TASK DESCRIPTION:
Can you give all the records again without altering a single character?
-- start --
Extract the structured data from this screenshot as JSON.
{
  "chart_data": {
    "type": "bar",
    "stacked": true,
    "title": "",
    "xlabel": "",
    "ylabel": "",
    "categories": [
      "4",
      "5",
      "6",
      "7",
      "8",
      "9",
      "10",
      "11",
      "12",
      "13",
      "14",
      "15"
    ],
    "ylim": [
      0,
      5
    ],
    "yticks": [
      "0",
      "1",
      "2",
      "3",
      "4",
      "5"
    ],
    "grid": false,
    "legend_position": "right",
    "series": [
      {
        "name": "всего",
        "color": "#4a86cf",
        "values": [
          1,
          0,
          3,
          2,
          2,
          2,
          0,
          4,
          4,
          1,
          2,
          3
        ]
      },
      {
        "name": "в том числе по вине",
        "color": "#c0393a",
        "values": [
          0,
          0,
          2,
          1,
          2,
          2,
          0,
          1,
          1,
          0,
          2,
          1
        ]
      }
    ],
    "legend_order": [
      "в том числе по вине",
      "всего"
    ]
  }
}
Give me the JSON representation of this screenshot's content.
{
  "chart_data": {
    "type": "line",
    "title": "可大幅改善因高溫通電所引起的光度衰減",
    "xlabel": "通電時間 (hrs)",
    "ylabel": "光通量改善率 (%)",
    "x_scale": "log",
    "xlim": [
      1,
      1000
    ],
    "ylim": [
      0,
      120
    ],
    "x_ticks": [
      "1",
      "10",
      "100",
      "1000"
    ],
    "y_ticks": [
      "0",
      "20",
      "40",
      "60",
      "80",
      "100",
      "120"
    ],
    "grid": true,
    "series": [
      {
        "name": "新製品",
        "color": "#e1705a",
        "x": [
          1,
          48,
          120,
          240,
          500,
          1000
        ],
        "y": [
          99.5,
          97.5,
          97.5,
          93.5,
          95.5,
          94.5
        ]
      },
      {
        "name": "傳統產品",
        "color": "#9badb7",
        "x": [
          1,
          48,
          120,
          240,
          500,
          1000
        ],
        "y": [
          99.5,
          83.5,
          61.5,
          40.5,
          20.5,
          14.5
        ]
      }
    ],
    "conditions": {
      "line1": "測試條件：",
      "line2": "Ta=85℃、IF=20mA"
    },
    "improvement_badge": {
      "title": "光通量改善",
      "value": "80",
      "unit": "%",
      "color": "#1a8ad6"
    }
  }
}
-- end --
FULL OUTPUT:
Extract the structured data from this screenshot as JSON.
{
  "chart_data": {
    "type": "bar",
    "stacked": true,
    "title": "",
    "xlabel": "",
    "ylabel": "",
    "categories": [
      "4",
      "5",
      "6",
      "7",
      "8",
      "9",
      "10",
      "11",
      "12",
      "13",
      "14",
      "15"
    ],
    "ylim": [
      0,
      5
    ],
    "yticks": [
      "0",
      "1",
      "2",
      "3",
      "4",
      "5"
    ],
    "grid": false,
    "legend_position": "right",
    "series": [
      {
        "name": "всего",
        "color": "#4a86cf",
        "values": [
          1,
          0,
          3,
          2,
          2,
          2,
          0,
          4,
          4,
          1,
          2,
          3
        ]
      },
      {
        "name": "в том числе по вине",
        "color": "#c0393a",
        "values": [
          0,
          0,
          2,
          1,
          2,
          2,
          0,
          1,
          1,
          0,
          2,
          1
        ]
      }
    ],
    "legend_order": [
      "в том числе по вине",
      "всего"
    ]
  }
}
Give me the JSON representation of this screenshot's content.
{
  "chart_data": {
    "type": "line",
    "title": "可大幅改善因高溫通電所引起的光度衰減",
    "xlabel": "通電時間 (hrs)",
    "ylabel": "光通量改善率 (%)",
    "x_scale": "log",
    "xlim": [
      1,
      1000
    ],
    "ylim": [
      0,
      120
    ],
    "x_ticks": [
      "1",
      "10",
      "100",
      "1000"
    ],
    "y_ticks": [
      "0",
      "20",
      "40",
      "60",
      "80",
      "100",
      "120"
    ],
    "grid": true,
    "series": [
      {
        "name": "新製品",
        "color": "#e1705a",
        "x": [
          1,
          48,
          120,
          240,
          500,
          1000
        ],
        "y": [
          99.5,
          97.5,
          97.5,
          93.5,
          95.5,
          94.5
        ]
      },
      {
        "name": "傳統產品",
        "color": "#9badb7",
        "x": [
          1,
          48,
          120,
          240,
          500,
          1000
        ],
        "y": [
          99.5,
          83.5,
          61.5,
          40.5,
          20.5,
          14.5
        ]
      }
    ],
    "conditions": {
      "line1": "測試條件：",
      "line2": "Ta=85℃、IF=20mA"
    },
    "improvement_badge": {
      "title": "光通量改善",
      "value": "80",
      "unit": "%",
      "color": "#1a8ad6"
    }
  }
}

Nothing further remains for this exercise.